[Dataset entries on figures]

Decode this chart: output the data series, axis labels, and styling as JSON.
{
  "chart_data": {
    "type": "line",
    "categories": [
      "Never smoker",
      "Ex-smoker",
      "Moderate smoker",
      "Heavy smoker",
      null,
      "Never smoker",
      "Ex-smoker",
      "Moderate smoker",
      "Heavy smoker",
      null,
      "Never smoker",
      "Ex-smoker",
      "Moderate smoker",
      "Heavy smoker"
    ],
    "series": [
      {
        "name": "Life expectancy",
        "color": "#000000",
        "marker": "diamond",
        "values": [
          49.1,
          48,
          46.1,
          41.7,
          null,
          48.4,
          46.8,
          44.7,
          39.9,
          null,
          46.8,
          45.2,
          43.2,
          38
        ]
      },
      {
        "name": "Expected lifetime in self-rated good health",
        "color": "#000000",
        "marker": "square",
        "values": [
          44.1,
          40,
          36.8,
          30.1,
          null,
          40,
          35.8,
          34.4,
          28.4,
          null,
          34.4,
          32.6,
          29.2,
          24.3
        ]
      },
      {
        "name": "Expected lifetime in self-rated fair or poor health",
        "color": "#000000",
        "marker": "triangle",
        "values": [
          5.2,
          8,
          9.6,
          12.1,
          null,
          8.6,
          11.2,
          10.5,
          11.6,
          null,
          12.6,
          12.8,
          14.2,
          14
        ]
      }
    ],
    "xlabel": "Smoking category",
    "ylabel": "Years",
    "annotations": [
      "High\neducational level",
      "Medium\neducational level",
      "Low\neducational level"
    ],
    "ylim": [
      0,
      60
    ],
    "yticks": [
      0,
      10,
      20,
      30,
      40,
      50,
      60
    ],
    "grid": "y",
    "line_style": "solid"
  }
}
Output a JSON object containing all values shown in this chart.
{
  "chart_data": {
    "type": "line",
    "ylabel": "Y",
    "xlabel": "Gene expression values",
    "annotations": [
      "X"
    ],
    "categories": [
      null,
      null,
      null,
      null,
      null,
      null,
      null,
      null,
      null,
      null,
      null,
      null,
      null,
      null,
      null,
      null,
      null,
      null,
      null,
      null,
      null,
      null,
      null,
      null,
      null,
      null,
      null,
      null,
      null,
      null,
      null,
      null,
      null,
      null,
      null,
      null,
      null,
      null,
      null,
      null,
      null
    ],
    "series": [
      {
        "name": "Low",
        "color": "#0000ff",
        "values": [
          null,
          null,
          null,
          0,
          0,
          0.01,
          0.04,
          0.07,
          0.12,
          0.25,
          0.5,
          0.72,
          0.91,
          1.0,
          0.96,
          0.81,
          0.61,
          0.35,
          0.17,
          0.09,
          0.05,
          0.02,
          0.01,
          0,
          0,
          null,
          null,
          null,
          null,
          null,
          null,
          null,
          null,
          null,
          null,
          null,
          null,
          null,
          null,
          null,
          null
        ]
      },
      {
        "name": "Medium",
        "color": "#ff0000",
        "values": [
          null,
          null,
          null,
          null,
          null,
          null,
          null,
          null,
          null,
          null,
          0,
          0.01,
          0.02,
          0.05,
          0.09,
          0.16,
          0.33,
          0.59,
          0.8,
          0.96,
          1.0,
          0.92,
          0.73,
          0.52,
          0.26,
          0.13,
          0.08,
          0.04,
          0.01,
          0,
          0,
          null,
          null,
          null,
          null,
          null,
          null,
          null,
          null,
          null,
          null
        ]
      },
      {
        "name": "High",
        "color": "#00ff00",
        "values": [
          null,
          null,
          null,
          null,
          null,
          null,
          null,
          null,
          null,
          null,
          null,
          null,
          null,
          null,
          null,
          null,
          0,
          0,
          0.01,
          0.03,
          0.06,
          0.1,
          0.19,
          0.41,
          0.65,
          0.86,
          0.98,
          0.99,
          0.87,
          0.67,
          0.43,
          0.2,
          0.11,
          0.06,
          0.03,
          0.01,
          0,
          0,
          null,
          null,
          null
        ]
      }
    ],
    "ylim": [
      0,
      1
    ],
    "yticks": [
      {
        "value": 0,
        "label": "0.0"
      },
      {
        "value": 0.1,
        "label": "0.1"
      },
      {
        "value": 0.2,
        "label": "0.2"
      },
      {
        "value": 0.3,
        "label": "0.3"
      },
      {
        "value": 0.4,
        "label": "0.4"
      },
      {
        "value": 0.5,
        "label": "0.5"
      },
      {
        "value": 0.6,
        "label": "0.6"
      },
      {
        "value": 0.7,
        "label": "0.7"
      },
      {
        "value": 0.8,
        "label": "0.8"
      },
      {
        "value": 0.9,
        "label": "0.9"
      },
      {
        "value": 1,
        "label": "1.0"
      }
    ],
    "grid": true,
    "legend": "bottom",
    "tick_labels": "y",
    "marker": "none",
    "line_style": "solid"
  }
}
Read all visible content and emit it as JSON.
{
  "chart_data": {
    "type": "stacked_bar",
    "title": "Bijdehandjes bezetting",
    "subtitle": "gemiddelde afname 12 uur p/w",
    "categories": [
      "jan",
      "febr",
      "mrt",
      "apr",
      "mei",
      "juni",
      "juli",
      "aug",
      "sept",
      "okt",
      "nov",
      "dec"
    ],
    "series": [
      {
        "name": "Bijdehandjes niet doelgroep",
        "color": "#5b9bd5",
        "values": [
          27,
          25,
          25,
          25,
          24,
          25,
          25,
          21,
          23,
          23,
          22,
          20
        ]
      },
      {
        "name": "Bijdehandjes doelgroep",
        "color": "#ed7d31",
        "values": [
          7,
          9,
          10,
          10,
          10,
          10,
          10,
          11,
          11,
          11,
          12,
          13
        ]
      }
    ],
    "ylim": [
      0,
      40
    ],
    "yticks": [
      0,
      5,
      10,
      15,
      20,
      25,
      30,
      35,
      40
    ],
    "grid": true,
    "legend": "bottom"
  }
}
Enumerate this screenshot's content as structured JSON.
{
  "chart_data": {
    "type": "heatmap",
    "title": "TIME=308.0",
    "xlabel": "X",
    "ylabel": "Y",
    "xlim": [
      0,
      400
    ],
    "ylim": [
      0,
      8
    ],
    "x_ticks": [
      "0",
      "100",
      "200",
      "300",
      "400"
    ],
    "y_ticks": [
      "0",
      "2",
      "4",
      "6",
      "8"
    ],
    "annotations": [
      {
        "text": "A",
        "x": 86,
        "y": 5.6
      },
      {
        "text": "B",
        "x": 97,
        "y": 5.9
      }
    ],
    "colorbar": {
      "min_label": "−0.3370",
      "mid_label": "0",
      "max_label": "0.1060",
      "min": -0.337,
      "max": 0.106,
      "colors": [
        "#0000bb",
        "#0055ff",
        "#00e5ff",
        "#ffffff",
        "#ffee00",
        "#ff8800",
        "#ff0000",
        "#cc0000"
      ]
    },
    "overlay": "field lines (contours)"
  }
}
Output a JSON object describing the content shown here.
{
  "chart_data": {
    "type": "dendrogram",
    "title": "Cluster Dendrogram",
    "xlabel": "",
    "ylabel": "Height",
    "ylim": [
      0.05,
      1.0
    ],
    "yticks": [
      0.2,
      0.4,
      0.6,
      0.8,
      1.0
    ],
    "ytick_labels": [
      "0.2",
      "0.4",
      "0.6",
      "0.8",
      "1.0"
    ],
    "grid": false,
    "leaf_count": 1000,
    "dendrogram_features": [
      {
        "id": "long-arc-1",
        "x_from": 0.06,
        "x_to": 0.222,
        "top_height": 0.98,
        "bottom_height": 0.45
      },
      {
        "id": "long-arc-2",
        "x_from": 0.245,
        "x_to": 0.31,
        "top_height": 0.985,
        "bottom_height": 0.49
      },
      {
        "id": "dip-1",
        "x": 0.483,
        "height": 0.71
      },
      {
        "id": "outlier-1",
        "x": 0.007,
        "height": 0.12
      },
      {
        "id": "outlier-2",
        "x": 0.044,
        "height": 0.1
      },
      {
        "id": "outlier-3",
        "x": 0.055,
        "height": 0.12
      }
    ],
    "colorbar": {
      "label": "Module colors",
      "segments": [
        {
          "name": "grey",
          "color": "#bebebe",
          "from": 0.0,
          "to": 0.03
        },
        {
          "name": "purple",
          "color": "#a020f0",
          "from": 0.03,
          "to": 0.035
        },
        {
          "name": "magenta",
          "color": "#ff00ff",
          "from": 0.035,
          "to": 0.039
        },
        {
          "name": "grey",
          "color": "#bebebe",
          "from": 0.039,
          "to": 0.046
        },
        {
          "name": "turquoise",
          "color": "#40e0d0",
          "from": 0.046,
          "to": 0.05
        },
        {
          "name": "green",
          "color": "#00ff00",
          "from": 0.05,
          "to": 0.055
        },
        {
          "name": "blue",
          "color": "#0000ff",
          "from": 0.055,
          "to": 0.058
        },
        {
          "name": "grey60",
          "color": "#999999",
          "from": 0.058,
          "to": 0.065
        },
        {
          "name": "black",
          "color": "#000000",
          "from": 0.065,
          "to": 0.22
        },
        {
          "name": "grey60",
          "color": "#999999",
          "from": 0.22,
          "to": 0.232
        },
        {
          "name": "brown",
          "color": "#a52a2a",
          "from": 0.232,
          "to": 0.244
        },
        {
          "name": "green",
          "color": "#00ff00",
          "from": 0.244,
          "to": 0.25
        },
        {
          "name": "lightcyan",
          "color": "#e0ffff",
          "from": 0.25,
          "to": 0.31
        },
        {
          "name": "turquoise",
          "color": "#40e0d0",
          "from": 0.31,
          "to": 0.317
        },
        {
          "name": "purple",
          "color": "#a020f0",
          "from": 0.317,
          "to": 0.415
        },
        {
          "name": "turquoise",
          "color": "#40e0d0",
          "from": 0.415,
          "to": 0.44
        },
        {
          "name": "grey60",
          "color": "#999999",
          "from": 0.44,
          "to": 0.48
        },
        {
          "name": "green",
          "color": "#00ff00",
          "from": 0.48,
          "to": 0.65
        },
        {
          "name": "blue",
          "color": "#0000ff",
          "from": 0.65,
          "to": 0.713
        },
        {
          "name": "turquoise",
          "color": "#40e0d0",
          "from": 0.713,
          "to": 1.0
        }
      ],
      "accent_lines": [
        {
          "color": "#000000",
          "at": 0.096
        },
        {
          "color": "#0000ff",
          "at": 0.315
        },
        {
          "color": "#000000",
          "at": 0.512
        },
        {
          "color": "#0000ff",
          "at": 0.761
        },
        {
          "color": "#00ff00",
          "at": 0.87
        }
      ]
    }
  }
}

### Exercise task
Copy all lines from the material that hold "health".

### Expected output
        "name": "Expected lifetime in self-rated good health",
        "name": "Expected lifetime in self-rated fair or poor health",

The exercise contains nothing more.